**Task to complete:**
Scan the records and identify every line in which the string "icon" occurs, then return those lines.

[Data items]

****

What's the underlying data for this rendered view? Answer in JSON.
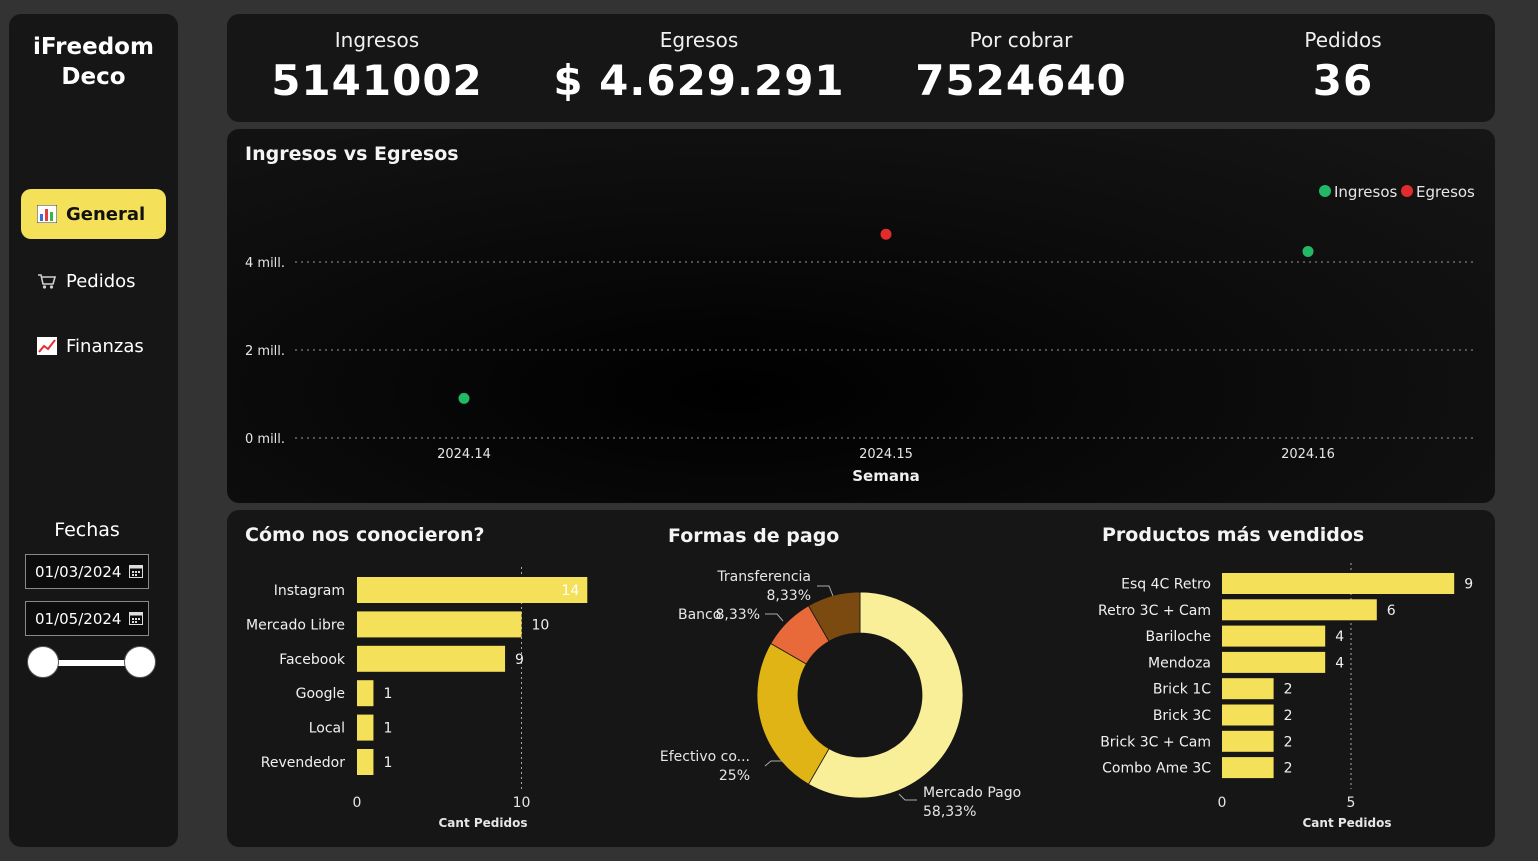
{
  "sidebar": {
    "brand_line1": "iFreedom",
    "brand_line2": "Deco",
    "nav": [
      {
        "label": "General",
        "icon": "bar-chart-icon",
        "active": true
      },
      {
        "label": "Pedidos",
        "icon": "shopping-cart-icon",
        "active": false
      },
      {
        "label": "Finanzas",
        "icon": "trend-chart-icon",
        "active": false
      }
    ],
    "fechas_title": "Fechas",
    "date_start": "01/03/2024",
    "date_end": "01/05/2024"
  },
  "kpis": [
    {
      "label": "Ingresos",
      "value": "5141002"
    },
    {
      "label": "Egresos",
      "value": "$ 4.629.291"
    },
    {
      "label": "Por cobrar",
      "value": "7524640"
    },
    {
      "label": "Pedidos",
      "value": "36"
    }
  ],
  "colors": {
    "accent": "#f5e05a",
    "ingresos": "#22b866",
    "egresos": "#e02c2c"
  },
  "chart_data": [
    {
      "type": "scatter",
      "title": "Ingresos vs Egresos",
      "xlabel": "Semana",
      "x": [
        "2024.14",
        "2024.15",
        "2024.16"
      ],
      "y_ticks": [
        "0 mill.",
        "2 mill.",
        "4 mill."
      ],
      "ylim": [
        0,
        4000000
      ],
      "legend_position": "top-right",
      "series": [
        {
          "name": "Ingresos",
          "points": [
            {
              "x": "2024.14",
              "y": 900000
            },
            {
              "x": "2024.16",
              "y": 4240000
            }
          ]
        },
        {
          "name": "Egresos",
          "points": [
            {
              "x": "2024.15",
              "y": 4630000
            }
          ]
        }
      ]
    },
    {
      "type": "bar",
      "title": "Cómo nos conocieron?",
      "xlabel": "Cant Pedidos",
      "categories": [
        "Instagram",
        "Mercado Libre",
        "Facebook",
        "Google",
        "Local",
        "Revendedor"
      ],
      "values": [
        14,
        10,
        9,
        1,
        1,
        1
      ],
      "x_ticks": [
        "0",
        "10"
      ],
      "xlim": [
        0,
        14
      ]
    },
    {
      "type": "pie",
      "title": "Formas de pago",
      "slices": [
        {
          "label": "Mercado Pago",
          "pct_label": "58,33%",
          "value": 58.33,
          "color": "#f8ef98"
        },
        {
          "label": "Efectivo co...",
          "pct_label": "25%",
          "value": 25,
          "color": "#e0b414"
        },
        {
          "label": "Banco",
          "pct_label": "8,33%",
          "value": 8.33,
          "color": "#e8693a"
        },
        {
          "label": "Transferencia",
          "pct_label": "8,33%",
          "value": 8.33,
          "color": "#7a4a10"
        }
      ]
    },
    {
      "type": "bar",
      "title": "Productos más vendidos",
      "xlabel": "Cant Pedidos",
      "categories": [
        "Esq 4C Retro",
        "Retro 3C + Cam",
        "Bariloche",
        "Mendoza",
        "Brick 1C",
        "Brick 3C",
        "Brick 3C + Cam",
        "Combo Ame 3C"
      ],
      "values": [
        9,
        6,
        4,
        4,
        2,
        2,
        2,
        2
      ],
      "x_ticks": [
        "0",
        "5"
      ],
      "xlim": [
        0,
        9
      ]
    }
  ]
}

****

**Response for this exercise:**
        "icon": "bar-chart-icon",
        "icon": "shopping-cart-icon",
        "icon": "trend-chart-icon",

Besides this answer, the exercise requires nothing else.